• [Your objective] Go through the material and tally the lines containing the string "jazyk". Give the total alone.

### Provided material

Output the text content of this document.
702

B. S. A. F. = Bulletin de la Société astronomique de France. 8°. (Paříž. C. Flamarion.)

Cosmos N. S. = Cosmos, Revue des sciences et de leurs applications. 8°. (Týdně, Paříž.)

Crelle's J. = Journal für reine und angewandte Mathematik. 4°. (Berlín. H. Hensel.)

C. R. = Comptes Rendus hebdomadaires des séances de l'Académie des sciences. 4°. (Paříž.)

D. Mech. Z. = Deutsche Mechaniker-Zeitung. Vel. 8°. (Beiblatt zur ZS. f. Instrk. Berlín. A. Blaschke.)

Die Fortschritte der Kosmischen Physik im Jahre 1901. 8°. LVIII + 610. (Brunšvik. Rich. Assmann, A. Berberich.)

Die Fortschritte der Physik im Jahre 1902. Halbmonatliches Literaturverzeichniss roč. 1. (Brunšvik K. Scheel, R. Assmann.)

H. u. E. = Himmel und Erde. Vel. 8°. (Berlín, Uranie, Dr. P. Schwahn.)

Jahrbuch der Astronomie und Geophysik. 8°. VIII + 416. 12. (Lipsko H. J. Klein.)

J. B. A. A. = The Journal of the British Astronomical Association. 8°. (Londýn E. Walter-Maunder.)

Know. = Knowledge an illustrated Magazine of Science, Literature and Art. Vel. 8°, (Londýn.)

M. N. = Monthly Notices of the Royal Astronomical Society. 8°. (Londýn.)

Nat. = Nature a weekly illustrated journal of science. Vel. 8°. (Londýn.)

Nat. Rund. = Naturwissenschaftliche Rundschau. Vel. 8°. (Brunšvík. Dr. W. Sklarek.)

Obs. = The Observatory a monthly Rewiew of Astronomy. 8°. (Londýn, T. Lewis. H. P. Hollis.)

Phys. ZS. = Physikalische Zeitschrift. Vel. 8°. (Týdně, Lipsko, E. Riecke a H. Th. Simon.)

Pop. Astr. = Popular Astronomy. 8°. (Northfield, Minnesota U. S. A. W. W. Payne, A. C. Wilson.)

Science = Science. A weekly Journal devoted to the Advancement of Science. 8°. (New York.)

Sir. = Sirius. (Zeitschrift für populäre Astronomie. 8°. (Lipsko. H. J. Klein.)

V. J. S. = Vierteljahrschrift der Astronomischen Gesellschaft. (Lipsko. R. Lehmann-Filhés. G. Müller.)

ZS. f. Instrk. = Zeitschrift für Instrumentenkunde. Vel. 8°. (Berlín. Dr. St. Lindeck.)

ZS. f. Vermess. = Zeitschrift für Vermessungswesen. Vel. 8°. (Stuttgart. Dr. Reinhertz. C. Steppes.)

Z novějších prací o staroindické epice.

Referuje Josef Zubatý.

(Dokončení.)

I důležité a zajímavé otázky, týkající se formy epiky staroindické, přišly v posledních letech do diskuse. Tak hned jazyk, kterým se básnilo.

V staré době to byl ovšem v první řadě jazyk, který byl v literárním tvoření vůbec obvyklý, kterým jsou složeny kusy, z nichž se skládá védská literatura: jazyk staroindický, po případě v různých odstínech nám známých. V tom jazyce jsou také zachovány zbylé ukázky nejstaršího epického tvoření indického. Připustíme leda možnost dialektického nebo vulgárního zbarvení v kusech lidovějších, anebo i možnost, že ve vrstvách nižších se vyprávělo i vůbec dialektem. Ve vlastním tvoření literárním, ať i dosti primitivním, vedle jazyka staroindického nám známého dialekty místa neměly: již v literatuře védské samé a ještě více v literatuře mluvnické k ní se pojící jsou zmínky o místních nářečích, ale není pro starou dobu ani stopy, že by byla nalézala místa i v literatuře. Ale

######

• [Reply] 2